— Begin —

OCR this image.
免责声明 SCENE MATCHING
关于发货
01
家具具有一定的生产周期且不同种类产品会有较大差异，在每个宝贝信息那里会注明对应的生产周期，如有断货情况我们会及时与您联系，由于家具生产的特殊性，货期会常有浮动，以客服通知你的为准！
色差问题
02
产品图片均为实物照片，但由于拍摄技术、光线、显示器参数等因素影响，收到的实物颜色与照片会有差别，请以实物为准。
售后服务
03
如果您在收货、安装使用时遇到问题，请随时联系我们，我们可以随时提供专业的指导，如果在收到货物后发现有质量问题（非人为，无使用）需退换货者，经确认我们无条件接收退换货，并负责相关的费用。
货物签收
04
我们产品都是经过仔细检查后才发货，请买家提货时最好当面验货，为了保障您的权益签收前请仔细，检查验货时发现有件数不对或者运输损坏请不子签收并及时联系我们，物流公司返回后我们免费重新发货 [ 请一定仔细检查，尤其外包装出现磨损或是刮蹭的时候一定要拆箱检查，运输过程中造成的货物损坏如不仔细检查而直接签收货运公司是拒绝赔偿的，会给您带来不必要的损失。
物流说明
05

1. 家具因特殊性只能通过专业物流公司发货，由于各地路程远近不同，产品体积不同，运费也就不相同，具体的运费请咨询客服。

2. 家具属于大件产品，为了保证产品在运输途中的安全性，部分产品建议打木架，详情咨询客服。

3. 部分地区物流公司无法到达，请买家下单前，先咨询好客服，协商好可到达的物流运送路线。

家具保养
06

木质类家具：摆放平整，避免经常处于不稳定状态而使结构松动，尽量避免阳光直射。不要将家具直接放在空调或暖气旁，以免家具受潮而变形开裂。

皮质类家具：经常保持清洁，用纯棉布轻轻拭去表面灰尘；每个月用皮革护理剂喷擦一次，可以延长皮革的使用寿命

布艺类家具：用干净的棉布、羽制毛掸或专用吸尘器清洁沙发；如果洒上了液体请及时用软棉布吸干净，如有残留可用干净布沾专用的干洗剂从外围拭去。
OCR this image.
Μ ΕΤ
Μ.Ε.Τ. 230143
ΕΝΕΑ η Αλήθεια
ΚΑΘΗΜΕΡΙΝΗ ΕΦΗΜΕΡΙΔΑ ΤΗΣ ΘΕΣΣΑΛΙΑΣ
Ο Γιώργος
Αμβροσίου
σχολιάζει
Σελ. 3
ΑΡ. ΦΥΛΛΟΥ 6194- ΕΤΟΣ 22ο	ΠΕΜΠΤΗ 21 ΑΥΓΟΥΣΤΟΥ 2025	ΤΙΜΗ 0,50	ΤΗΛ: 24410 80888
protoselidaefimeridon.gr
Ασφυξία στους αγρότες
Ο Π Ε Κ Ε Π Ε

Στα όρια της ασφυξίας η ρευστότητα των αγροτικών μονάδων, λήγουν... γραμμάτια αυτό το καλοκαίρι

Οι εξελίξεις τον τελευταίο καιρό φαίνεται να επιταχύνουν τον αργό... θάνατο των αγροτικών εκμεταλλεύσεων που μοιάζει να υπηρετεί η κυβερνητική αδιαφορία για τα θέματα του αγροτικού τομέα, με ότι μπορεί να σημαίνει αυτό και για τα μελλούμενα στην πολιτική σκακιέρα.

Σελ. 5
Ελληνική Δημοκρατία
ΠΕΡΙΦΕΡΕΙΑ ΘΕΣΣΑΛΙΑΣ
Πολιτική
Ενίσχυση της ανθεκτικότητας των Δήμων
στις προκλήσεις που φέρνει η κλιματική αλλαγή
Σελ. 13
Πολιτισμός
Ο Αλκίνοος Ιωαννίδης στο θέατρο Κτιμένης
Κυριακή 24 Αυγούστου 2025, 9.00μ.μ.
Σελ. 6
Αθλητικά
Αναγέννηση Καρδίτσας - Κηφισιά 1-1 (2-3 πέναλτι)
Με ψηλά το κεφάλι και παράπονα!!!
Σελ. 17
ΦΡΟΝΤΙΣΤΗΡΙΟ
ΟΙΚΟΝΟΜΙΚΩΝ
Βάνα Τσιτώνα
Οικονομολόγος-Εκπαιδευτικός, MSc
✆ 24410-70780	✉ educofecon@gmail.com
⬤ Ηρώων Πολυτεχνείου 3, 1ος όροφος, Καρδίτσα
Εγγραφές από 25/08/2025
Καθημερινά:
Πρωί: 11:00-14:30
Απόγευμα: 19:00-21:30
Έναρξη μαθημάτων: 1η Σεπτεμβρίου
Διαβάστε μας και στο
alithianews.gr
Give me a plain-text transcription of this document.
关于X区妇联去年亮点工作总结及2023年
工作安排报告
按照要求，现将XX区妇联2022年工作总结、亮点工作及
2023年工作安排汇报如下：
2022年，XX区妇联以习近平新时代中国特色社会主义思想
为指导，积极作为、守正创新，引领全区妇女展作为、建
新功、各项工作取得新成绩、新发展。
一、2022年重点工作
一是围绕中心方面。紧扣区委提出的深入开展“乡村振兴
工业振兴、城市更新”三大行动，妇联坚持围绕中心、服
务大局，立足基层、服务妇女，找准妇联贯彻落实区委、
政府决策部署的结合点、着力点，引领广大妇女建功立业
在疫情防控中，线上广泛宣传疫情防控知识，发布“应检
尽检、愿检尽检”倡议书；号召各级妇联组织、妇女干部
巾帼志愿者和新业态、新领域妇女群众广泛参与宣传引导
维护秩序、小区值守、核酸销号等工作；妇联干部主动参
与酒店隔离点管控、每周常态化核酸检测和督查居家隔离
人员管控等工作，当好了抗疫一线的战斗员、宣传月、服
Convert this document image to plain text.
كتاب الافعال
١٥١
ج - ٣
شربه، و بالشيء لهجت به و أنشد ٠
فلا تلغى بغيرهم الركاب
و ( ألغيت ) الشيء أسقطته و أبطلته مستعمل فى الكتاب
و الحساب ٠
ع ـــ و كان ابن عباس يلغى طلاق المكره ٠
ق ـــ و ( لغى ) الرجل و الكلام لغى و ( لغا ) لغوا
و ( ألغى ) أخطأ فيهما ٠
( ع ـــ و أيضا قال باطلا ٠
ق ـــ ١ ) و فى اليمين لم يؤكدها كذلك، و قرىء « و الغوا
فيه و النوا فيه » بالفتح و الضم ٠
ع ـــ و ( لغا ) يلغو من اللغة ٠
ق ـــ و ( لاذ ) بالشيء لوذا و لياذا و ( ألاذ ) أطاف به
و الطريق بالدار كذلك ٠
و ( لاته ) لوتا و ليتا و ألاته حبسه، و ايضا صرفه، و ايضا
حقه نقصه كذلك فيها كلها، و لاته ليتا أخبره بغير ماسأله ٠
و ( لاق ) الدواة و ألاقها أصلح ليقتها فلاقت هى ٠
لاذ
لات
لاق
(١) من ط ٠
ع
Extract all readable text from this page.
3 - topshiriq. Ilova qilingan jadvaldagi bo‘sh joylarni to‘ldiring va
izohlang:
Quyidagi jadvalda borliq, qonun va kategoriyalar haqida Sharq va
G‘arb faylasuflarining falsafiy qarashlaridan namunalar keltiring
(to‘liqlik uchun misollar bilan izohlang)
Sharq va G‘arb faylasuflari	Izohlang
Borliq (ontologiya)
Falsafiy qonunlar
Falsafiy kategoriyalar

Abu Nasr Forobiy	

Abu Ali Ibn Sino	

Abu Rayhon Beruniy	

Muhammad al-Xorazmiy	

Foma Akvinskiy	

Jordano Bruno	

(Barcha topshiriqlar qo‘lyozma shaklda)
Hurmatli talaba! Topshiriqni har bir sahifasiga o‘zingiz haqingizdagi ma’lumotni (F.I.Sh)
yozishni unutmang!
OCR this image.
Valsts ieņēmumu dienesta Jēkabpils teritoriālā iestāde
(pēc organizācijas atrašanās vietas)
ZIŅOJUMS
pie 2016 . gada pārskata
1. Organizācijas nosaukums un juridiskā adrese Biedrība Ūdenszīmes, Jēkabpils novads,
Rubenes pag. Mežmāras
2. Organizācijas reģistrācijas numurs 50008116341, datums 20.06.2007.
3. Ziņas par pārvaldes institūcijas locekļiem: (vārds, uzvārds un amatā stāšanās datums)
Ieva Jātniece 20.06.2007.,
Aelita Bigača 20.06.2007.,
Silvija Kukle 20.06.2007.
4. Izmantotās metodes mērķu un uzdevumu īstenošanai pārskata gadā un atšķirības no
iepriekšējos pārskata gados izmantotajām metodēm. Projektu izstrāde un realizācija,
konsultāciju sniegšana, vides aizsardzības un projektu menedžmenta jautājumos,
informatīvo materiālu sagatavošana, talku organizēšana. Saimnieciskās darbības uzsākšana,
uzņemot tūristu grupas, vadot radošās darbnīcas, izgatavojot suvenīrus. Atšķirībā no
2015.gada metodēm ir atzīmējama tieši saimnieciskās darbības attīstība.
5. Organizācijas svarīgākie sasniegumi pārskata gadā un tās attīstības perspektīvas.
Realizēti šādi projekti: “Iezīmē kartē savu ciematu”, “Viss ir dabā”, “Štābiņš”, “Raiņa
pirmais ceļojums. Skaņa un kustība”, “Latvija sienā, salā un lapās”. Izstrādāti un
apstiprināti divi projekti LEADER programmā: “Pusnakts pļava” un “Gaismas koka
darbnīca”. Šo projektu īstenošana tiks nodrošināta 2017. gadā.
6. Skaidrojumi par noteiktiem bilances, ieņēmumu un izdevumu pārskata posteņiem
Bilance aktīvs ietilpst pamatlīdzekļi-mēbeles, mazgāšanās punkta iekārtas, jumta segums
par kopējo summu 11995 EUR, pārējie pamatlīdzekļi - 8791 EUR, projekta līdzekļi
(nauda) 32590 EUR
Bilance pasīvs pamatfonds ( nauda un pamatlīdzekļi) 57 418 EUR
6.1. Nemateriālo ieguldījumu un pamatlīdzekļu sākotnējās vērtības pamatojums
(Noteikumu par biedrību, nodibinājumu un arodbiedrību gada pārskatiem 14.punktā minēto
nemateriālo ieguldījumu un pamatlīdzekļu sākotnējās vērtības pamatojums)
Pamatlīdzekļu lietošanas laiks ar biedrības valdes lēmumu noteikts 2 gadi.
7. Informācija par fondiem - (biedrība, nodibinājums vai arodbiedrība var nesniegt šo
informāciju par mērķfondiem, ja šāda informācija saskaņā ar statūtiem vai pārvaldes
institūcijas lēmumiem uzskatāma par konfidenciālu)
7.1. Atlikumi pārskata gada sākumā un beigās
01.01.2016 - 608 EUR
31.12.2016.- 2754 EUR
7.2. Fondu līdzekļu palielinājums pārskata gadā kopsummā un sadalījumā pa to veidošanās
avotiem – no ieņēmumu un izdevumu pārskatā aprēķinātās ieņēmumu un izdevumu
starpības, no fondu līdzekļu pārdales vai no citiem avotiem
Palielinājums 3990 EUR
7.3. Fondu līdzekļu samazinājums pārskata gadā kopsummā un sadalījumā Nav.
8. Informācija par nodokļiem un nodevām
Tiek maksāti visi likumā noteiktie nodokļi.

— End —

- **What is asked**
Copy each line above that contains the word "sākotnējās".

- **Exercise answer**
6.1. Nemateriālo ieguldījumu un pamatlīdzekļu sākotnējās vērtības pamatojums
nemateriālo ieguldījumu un pamatlīdzekļu sākotnējās vērtības pamatojums)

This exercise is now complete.